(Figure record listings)

· · · · ·

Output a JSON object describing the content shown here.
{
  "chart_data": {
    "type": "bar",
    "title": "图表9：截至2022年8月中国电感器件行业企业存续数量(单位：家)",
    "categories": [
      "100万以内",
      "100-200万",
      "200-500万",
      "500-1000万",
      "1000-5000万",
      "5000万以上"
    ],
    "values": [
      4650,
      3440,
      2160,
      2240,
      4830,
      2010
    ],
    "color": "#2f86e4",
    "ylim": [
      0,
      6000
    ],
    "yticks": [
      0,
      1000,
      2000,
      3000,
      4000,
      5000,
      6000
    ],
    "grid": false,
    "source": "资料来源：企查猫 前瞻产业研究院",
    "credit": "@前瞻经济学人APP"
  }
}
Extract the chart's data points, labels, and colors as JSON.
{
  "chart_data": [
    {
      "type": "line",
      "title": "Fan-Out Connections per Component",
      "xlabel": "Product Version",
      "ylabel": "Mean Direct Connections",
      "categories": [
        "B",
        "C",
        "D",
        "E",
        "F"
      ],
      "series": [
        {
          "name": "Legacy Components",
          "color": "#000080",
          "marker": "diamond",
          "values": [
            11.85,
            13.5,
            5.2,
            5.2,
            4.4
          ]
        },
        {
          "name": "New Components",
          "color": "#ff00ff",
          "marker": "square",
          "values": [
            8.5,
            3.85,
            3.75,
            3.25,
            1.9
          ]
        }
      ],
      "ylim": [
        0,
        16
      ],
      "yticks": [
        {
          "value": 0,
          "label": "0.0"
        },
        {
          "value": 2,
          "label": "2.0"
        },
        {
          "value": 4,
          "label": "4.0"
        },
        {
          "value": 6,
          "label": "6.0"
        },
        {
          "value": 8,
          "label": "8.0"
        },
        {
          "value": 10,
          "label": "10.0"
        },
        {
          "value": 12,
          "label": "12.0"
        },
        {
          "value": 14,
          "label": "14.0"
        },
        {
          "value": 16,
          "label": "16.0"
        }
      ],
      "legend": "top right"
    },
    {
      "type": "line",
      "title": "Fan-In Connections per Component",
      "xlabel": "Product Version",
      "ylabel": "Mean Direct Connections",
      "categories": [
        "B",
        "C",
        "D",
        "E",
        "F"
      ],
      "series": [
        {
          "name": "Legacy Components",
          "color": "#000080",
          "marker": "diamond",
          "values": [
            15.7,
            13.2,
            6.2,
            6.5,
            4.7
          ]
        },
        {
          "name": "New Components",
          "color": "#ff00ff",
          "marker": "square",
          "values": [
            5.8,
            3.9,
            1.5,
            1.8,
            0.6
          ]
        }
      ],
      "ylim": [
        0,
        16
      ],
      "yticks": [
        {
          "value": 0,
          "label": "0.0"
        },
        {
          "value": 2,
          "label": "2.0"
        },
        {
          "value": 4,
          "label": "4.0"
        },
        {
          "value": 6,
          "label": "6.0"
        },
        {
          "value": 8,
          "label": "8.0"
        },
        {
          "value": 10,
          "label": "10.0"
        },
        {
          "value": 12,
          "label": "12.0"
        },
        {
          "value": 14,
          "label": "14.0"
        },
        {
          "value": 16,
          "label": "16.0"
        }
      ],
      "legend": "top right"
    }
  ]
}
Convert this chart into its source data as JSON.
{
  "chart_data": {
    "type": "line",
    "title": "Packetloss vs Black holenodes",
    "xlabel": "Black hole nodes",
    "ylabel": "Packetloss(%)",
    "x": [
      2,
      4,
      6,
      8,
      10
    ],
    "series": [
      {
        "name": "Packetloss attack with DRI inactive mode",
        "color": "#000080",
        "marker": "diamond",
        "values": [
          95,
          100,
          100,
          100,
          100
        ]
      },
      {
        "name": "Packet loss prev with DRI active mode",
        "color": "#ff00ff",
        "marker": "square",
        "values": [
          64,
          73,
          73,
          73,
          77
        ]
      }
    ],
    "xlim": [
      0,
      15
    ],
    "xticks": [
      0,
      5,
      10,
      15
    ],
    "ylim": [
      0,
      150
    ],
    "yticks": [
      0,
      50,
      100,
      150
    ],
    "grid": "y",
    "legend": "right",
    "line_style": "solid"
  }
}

· · · · ·

= WHAT THE EXERCISE ASKS =
Transcribe all of the material exactly. Omit nothing.

= FULL RESPONSE =
Output a JSON object describing the content shown here.
{
  "chart_data": {
    "type": "bar",
    "title": "图表9：截至2022年8月中国电感器件行业企业存续数量(单位：家)",
    "categories": [
      "100万以内",
      "100-200万",
      "200-500万",
      "500-1000万",
      "1000-5000万",
      "5000万以上"
    ],
    "values": [
      4650,
      3440,
      2160,
      2240,
      4830,
      2010
    ],
    "color": "#2f86e4",
    "ylim": [
      0,
      6000
    ],
    "yticks": [
      0,
      1000,
      2000,
      3000,
      4000,
      5000,
      6000
    ],
    "grid": false,
    "source": "资料来源：企查猫 前瞻产业研究院",
    "credit": "@前瞻经济学人APP"
  }
}
Extract the chart's data points, labels, and colors as JSON.
{
  "chart_data": [
    {
      "type": "line",
      "title": "Fan-Out Connections per Component",
      "xlabel": "Product Version",
      "ylabel": "Mean Direct Connections",
      "categories": [
        "B",
        "C",
        "D",
        "E",
        "F"
      ],
      "series": [
        {
          "name": "Legacy Components",
          "color": "#000080",
          "marker": "diamond",
          "values": [
            11.85,
            13.5,
            5.2,
            5.2,
            4.4
          ]
        },
        {
          "name": "New Components",
          "color": "#ff00ff",
          "marker": "square",
          "values": [
            8.5,
            3.85,
            3.75,
            3.25,
            1.9
          ]
        }
      ],
      "ylim": [
        0,
        16
      ],
      "yticks": [
        {
          "value": 0,
          "label": "0.0"
        },
        {
          "value": 2,
          "label": "2.0"
        },
        {
          "value": 4,
          "label": "4.0"
        },
        {
          "value": 6,
          "label": "6.0"
        },
        {
          "value": 8,
          "label": "8.0"
        },
        {
          "value": 10,
          "label": "10.0"
        },
        {
          "value": 12,
          "label": "12.0"
        },
        {
          "value": 14,
          "label": "14.0"
        },
        {
          "value": 16,
          "label": "16.0"
        }
      ],
      "legend": "top right"
    },
    {
      "type": "line",
      "title": "Fan-In Connections per Component",
      "xlabel": "Product Version",
      "ylabel": "Mean Direct Connections",
      "categories": [
        "B",
        "C",
        "D",
        "E",
        "F"
      ],
      "series": [
        {
          "name": "Legacy Components",
          "color": "#000080",
          "marker": "diamond",
          "values": [
            15.7,
            13.2,
            6.2,
            6.5,
            4.7
          ]
        },
        {
          "name": "New Components",
          "color": "#ff00ff",
          "marker": "square",
          "values": [
            5.8,
            3.9,
            1.5,
            1.8,
            0.6
          ]
        }
      ],
      "ylim": [
        0,
        16
      ],
      "yticks": [
        {
          "value": 0,
          "label": "0.0"
        },
        {
          "value": 2,
          "label": "2.0"
        },
        {
          "value": 4,
          "label": "4.0"
        },
        {
          "value": 6,
          "label": "6.0"
        },
        {
          "value": 8,
          "label": "8.0"
        },
        {
          "value": 10,
          "label": "10.0"
        },
        {
          "value": 12,
          "label": "12.0"
        },
        {
          "value": 14,
          "label": "14.0"
        },
        {
          "value": 16,
          "label": "16.0"
        }
      ],
      "legend": "top right"
    }
  ]
}
Convert this chart into its source data as JSON.
{
  "chart_data": {
    "type": "line",
    "title": "Packetloss vs Black holenodes",
    "xlabel": "Black hole nodes",
    "ylabel": "Packetloss(%)",
    "x": [
      2,
      4,
      6,
      8,
      10
    ],
    "series": [
      {
        "name": "Packetloss attack with DRI inactive mode",
        "color": "#000080",
        "marker": "diamond",
        "values": [
          95,
          100,
          100,
          100,
          100
        ]
      },
      {
        "name": "Packet loss prev with DRI active mode",
        "color": "#ff00ff",
        "marker": "square",
        "values": [
          64,
          73,
          73,
          73,
          77
        ]
      }
    ],
    "xlim": [
      0,
      15
    ],
    "xticks": [
      0,
      5,
      10,
      15
    ],
    "ylim": [
      0,
      150
    ],
    "yticks": [
      0,
      50,
      100,
      150
    ],
    "grid": "y",
    "legend": "right",
    "line_style": "solid"
  }
}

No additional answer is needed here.